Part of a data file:
====

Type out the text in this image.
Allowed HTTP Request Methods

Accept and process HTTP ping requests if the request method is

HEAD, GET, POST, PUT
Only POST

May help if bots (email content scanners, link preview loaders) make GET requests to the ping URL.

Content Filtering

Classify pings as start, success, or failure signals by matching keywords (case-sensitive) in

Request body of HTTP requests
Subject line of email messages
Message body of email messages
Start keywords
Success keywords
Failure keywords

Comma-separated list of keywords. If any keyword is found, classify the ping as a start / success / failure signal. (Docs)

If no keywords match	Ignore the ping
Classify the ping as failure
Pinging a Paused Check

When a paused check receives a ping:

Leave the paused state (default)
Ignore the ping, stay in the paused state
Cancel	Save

====

The request: Filter the records, keeping only lines that contain "body", and show those lines.

Written solution:
Request body of HTTP requests
Message body of email messages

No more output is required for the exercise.